Your task is to give the data again, exactly, with every line intact.

** Start of RECORDS TO PROCESS **

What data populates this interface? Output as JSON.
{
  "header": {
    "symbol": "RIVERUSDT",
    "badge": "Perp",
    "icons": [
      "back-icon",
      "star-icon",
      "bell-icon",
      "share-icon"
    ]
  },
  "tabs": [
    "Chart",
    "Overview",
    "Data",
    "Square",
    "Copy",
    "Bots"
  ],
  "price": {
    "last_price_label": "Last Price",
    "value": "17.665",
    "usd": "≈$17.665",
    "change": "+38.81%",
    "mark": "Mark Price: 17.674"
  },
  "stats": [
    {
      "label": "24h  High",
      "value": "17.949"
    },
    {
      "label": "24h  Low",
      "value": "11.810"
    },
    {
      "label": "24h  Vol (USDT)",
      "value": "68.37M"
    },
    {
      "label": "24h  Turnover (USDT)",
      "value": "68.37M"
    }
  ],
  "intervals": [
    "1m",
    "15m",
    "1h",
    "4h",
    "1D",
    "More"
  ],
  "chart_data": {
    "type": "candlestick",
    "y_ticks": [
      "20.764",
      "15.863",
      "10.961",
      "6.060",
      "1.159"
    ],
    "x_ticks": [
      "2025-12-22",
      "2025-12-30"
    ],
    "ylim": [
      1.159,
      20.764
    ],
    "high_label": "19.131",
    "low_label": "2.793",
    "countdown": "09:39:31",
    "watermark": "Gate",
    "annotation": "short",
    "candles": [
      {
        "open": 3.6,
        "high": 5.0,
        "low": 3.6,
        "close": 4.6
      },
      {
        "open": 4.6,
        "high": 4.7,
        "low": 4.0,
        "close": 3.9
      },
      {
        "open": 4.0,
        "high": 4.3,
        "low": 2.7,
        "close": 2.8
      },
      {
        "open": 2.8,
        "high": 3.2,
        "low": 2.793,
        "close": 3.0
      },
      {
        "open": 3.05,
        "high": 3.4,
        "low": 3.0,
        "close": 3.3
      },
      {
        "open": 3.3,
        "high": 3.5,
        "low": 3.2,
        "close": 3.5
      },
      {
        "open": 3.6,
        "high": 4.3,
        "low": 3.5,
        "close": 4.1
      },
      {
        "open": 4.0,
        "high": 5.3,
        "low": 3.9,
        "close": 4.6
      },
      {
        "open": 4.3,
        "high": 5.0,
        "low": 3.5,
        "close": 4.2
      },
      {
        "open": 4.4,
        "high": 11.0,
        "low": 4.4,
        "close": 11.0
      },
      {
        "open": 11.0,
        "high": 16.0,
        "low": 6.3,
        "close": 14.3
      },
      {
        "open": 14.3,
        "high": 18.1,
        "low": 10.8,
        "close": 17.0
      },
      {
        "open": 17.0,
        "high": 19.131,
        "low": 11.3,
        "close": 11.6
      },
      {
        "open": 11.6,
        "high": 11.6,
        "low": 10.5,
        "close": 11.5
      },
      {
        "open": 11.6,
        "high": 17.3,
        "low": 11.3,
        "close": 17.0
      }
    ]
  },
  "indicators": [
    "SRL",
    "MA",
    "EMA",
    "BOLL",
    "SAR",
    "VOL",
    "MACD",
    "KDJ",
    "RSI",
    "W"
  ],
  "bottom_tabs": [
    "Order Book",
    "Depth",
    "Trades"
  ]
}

** End of RECORDS TO PROCESS **

■ RIGHT ANSWER
What data populates this interface? Output as JSON.
{
  "header": {
    "symbol": "RIVERUSDT",
    "badge": "Perp",
    "icons": [
      "back-icon",
      "star-icon",
      "bell-icon",
      "share-icon"
    ]
  },
  "tabs": [
    "Chart",
    "Overview",
    "Data",
    "Square",
    "Copy",
    "Bots"
  ],
  "price": {
    "last_price_label": "Last Price",
    "value": "17.665",
    "usd": "≈$17.665",
    "change": "+38.81%",
    "mark": "Mark Price: 17.674"
  },
  "stats": [
    {
      "label": "24h  High",
      "value": "17.949"
    },
    {
      "label": "24h  Low",
      "value": "11.810"
    },
    {
      "label": "24h  Vol (USDT)",
      "value": "68.37M"
    },
    {
      "label": "24h  Turnover (USDT)",
      "value": "68.37M"
    }
  ],
  "intervals": [
    "1m",
    "15m",
    "1h",
    "4h",
    "1D",
    "More"
  ],
  "chart_data": {
    "type": "candlestick",
    "y_ticks": [
      "20.764",
      "15.863",
      "10.961",
      "6.060",
      "1.159"
    ],
    "x_ticks": [
      "2025-12-22",
      "2025-12-30"
    ],
    "ylim": [
      1.159,
      20.764
    ],
    "high_label": "19.131",
    "low_label": "2.793",
    "countdown": "09:39:31",
    "watermark": "Gate",
    "annotation": "short",
    "candles": [
      {
        "open": 3.6,
        "high": 5.0,
        "low": 3.6,
        "close": 4.6
      },
      {
        "open": 4.6,
        "high": 4.7,
        "low": 4.0,
        "close": 3.9
      },
      {
        "open": 4.0,
        "high": 4.3,
        "low": 2.7,
        "close": 2.8
      },
      {
        "open": 2.8,
        "high": 3.2,
        "low": 2.793,
        "close": 3.0
      },
      {
        "open": 3.05,
        "high": 3.4,
        "low": 3.0,
        "close": 3.3
      },
      {
        "open": 3.3,
        "high": 3.5,
        "low": 3.2,
        "close": 3.5
      },
      {
        "open": 3.6,
        "high": 4.3,
        "low": 3.5,
        "close": 4.1
      },
      {
        "open": 4.0,
        "high": 5.3,
        "low": 3.9,
        "close": 4.6
      },
      {
        "open": 4.3,
        "high": 5.0,
        "low": 3.5,
        "close": 4.2
      },
      {
        "open": 4.4,
        "high": 11.0,
        "low": 4.4,
        "close": 11.0
      },
      {
        "open": 11.0,
        "high": 16.0,
        "low": 6.3,
        "close": 14.3
      },
      {
        "open": 14.3,
        "high": 18.1,
        "low": 10.8,
        "close": 17.0
      },
      {
        "open": 17.0,
        "high": 19.131,
        "low": 11.3,
        "close": 11.6
      },
      {
        "open": 11.6,
        "high": 11.6,
        "low": 10.5,
        "close": 11.5
      },
      {
        "open": 11.6,
        "high": 17.3,
        "low": 11.3,
        "close": 17.0
      }
    ]
  },
  "indicators": [
    "SRL",
    "MA",
    "EMA",
    "BOLL",
    "SAR",
    "VOL",
    "MACD",
    "KDJ",
    "RSI",
    "W"
  ],
  "bottom_tabs": [
    "Order Book",
    "Depth",
    "Trades"
  ]
}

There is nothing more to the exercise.